## start
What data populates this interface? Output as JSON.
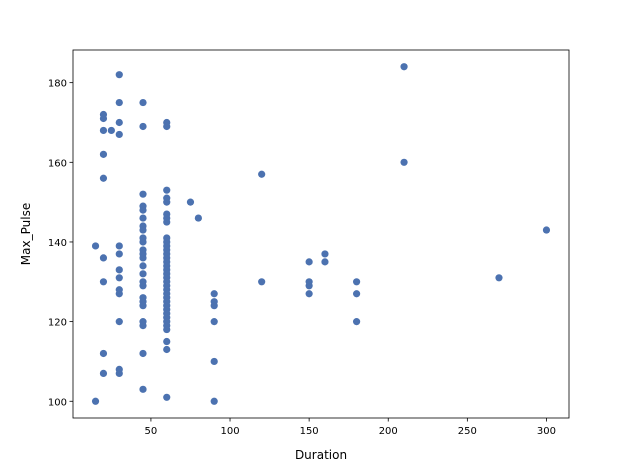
{
  "chart_data": {
    "type": "scatter",
    "xlabel": "Duration",
    "ylabel": "Max_Pulse",
    "xlim": [
      0.75,
      314.25
    ],
    "ylim": [
      95.8,
      188.2
    ],
    "xticks": [
      50,
      100,
      150,
      200,
      250,
      300
    ],
    "yticks": [
      100,
      120,
      140,
      160,
      180
    ],
    "grid": false,
    "color": "#4c72b0",
    "points": [
      [
        15,
        139
      ],
      [
        15,
        100
      ],
      [
        20,
        172
      ],
      [
        20,
        171
      ],
      [
        20,
        168
      ],
      [
        20,
        162
      ],
      [
        20,
        156
      ],
      [
        20,
        136
      ],
      [
        20,
        130
      ],
      [
        20,
        112
      ],
      [
        20,
        107
      ],
      [
        25,
        168
      ],
      [
        30,
        182
      ],
      [
        30,
        175
      ],
      [
        30,
        170
      ],
      [
        30,
        167
      ],
      [
        30,
        139
      ],
      [
        30,
        137
      ],
      [
        30,
        133
      ],
      [
        30,
        131
      ],
      [
        30,
        128
      ],
      [
        30,
        127
      ],
      [
        30,
        120
      ],
      [
        30,
        108
      ],
      [
        30,
        107
      ],
      [
        45,
        175
      ],
      [
        45,
        169
      ],
      [
        45,
        152
      ],
      [
        45,
        149
      ],
      [
        45,
        148
      ],
      [
        45,
        146
      ],
      [
        45,
        144
      ],
      [
        45,
        143
      ],
      [
        45,
        141
      ],
      [
        45,
        140
      ],
      [
        45,
        138
      ],
      [
        45,
        137
      ],
      [
        45,
        136
      ],
      [
        45,
        134
      ],
      [
        45,
        132
      ],
      [
        45,
        130
      ],
      [
        45,
        129
      ],
      [
        45,
        126
      ],
      [
        45,
        125
      ],
      [
        45,
        124
      ],
      [
        45,
        120
      ],
      [
        45,
        119
      ],
      [
        45,
        112
      ],
      [
        45,
        103
      ],
      [
        60,
        170
      ],
      [
        60,
        169
      ],
      [
        60,
        153
      ],
      [
        60,
        151
      ],
      [
        60,
        150
      ],
      [
        60,
        147
      ],
      [
        60,
        146
      ],
      [
        60,
        145
      ],
      [
        60,
        141
      ],
      [
        60,
        140
      ],
      [
        60,
        139
      ],
      [
        60,
        138
      ],
      [
        60,
        137
      ],
      [
        60,
        136
      ],
      [
        60,
        135
      ],
      [
        60,
        134
      ],
      [
        60,
        133
      ],
      [
        60,
        132
      ],
      [
        60,
        131
      ],
      [
        60,
        130
      ],
      [
        60,
        129
      ],
      [
        60,
        128
      ],
      [
        60,
        127
      ],
      [
        60,
        126
      ],
      [
        60,
        125
      ],
      [
        60,
        124
      ],
      [
        60,
        123
      ],
      [
        60,
        122
      ],
      [
        60,
        121
      ],
      [
        60,
        120
      ],
      [
        60,
        119
      ],
      [
        60,
        118
      ],
      [
        60,
        115
      ],
      [
        60,
        113
      ],
      [
        60,
        101
      ],
      [
        75,
        150
      ],
      [
        80,
        146
      ],
      [
        90,
        127
      ],
      [
        90,
        125
      ],
      [
        90,
        124
      ],
      [
        90,
        120
      ],
      [
        90,
        110
      ],
      [
        90,
        100
      ],
      [
        120,
        157
      ],
      [
        120,
        130
      ],
      [
        150,
        135
      ],
      [
        150,
        130
      ],
      [
        150,
        129
      ],
      [
        150,
        127
      ],
      [
        160,
        137
      ],
      [
        160,
        135
      ],
      [
        180,
        130
      ],
      [
        180,
        127
      ],
      [
        180,
        120
      ],
      [
        210,
        184
      ],
      [
        210,
        160
      ],
      [
        270,
        131
      ],
      [
        300,
        143
      ]
    ]
  }
}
## end
What you have to do:
Pictures appear in the records above. Output everything except them, exactly.

The completed task:
What data populates this interface? Output as JSON.
{
  "chart_data": {
    "type": "scatter",
    "xlabel": "Duration",
    "ylabel": "Max_Pulse",
    "xlim": [
      0.75,
      314.25
    ],
    "ylim": [
      95.8,
      188.2
    ],
    "xticks": [
      50,
      100,
      150,
      200,
      250,
      300
    ],
    "yticks": [
      100,
      120,
      140,
      160,
      180
    ],
    "grid": false,
    "color": "#4c72b0",
    "points": [
      [
        15,
        139
      ],
      [
        15,
        100
      ],
      [
        20,
        172
      ],
      [
        20,
        171
      ],
      [
        20,
        168
      ],
      [
        20,
        162
      ],
      [
        20,
        156
      ],
      [
        20,
        136
      ],
      [
        20,
        130
      ],
      [
        20,
        112
      ],
      [
        20,
        107
      ],
      [
        25,
        168
      ],
      [
        30,
        182
      ],
      [
        30,
        175
      ],
      [
        30,
        170
      ],
      [
        30,
        167
      ],
      [
        30,
        139
      ],
      [
        30,
        137
      ],
      [
        30,
        133
      ],
      [
        30,
        131
      ],
      [
        30,
        128
      ],
      [
        30,
        127
      ],
      [
        30,
        120
      ],
      [
        30,
        108
      ],
      [
        30,
        107
      ],
      [
        45,
        175
      ],
      [
        45,
        169
      ],
      [
        45,
        152
      ],
      [
        45,
        149
      ],
      [
        45,
        148
      ],
      [
        45,
        146
      ],
      [
        45,
        144
      ],
      [
        45,
        143
      ],
      [
        45,
        141
      ],
      [
        45,
        140
      ],
      [
        45,
        138
      ],
      [
        45,
        137
      ],
      [
        45,
        136
      ],
      [
        45,
        134
      ],
      [
        45,
        132
      ],
      [
        45,
        130
      ],
      [
        45,
        129
      ],
      [
        45,
        126
      ],
      [
        45,
        125
      ],
      [
        45,
        124
      ],
      [
        45,
        120
      ],
      [
        45,
        119
      ],
      [
        45,
        112
      ],
      [
        45,
        103
      ],
      [
        60,
        170
      ],
      [
        60,
        169
      ],
      [
        60,
        153
      ],
      [
        60,
        151
      ],
      [
        60,
        150
      ],
      [
        60,
        147
      ],
      [
        60,
        146
      ],
      [
        60,
        145
      ],
      [
        60,
        141
      ],
      [
        60,
        140
      ],
      [
        60,
        139
      ],
      [
        60,
        138
      ],
      [
        60,
        137
      ],
      [
        60,
        136
      ],
      [
        60,
        135
      ],
      [
        60,
        134
      ],
      [
        60,
        133
      ],
      [
        60,
        132
      ],
      [
        60,
        131
      ],
      [
        60,
        130
      ],
      [
        60,
        129
      ],
      [
        60,
        128
      ],
      [
        60,
        127
      ],
      [
        60,
        126
      ],
      [
        60,
        125
      ],
      [
        60,
        124
      ],
      [
        60,
        123
      ],
      [
        60,
        122
      ],
      [
        60,
        121
      ],
      [
        60,
        120
      ],
      [
        60,
        119
      ],
      [
        60,
        118
      ],
      [
        60,
        115
      ],
      [
        60,
        113
      ],
      [
        60,
        101
      ],
      [
        75,
        150
      ],
      [
        80,
        146
      ],
      [
        90,
        127
      ],
      [
        90,
        125
      ],
      [
        90,
        124
      ],
      [
        90,
        120
      ],
      [
        90,
        110
      ],
      [
        90,
        100
      ],
      [
        120,
        157
      ],
      [
        120,
        130
      ],
      [
        150,
        135
      ],
      [
        150,
        130
      ],
      [
        150,
        129
      ],
      [
        150,
        127
      ],
      [
        160,
        137
      ],
      [
        160,
        135
      ],
      [
        180,
        130
      ],
      [
        180,
        127
      ],
      [
        180,
        120
      ],
      [
        210,
        184
      ],
      [
        210,
        160
      ],
      [
        270,
        131
      ],
      [
        300,
        143
      ]
    ]
  }
}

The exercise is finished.